Start of Data entries

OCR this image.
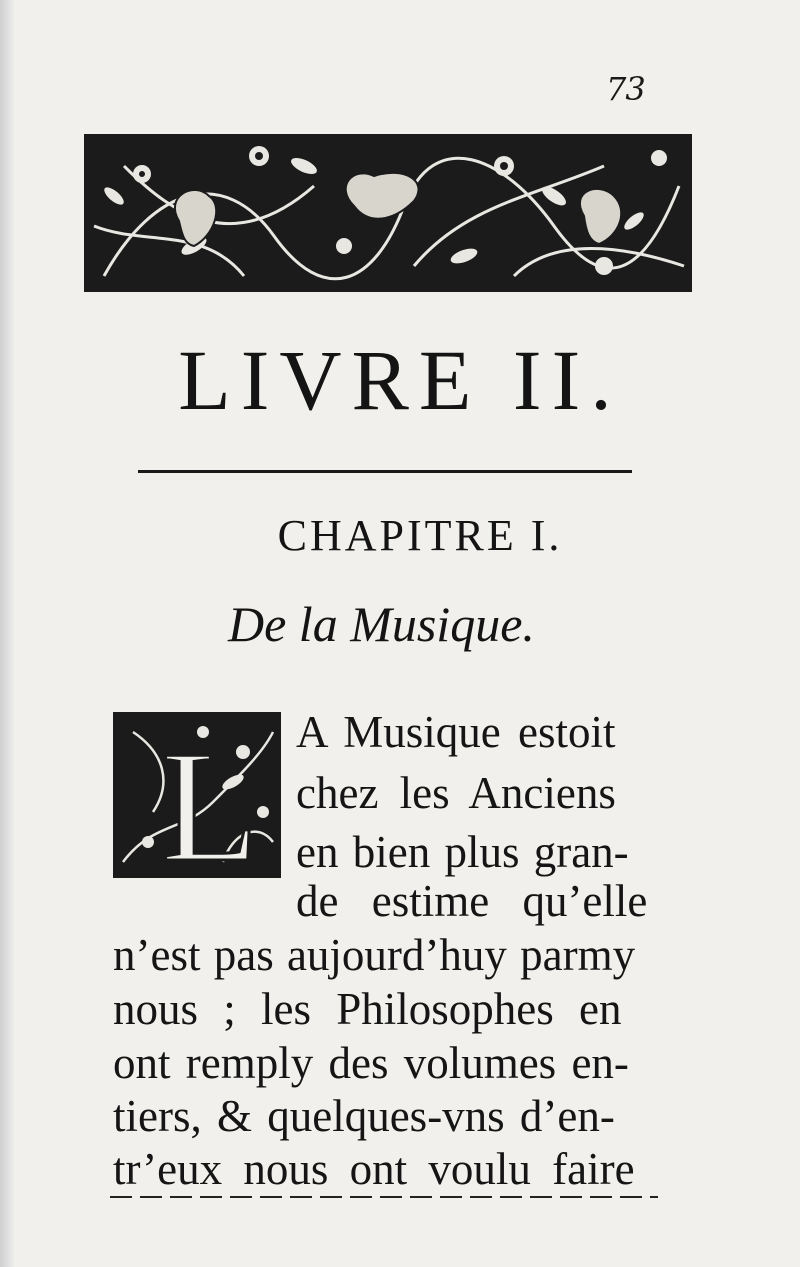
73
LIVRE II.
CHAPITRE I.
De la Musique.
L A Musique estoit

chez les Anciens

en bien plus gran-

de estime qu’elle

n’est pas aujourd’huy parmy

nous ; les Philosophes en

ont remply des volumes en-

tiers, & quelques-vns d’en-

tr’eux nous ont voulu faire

End of Data entries

Each record should be quoted exactly, with the images omitted.

# Answer to the task
OCR this image.
73
LIVRE II.
CHAPITRE I.
De la Musique.
L A Musique estoit

chez les Anciens

en bien plus gran-

de estime qu’elle

n’est pas aujourd’huy parmy

nous ; les Philosophes en

ont remply des volumes en-

tiers, & quelques-vns d’en-

tr’eux nous ont voulu faire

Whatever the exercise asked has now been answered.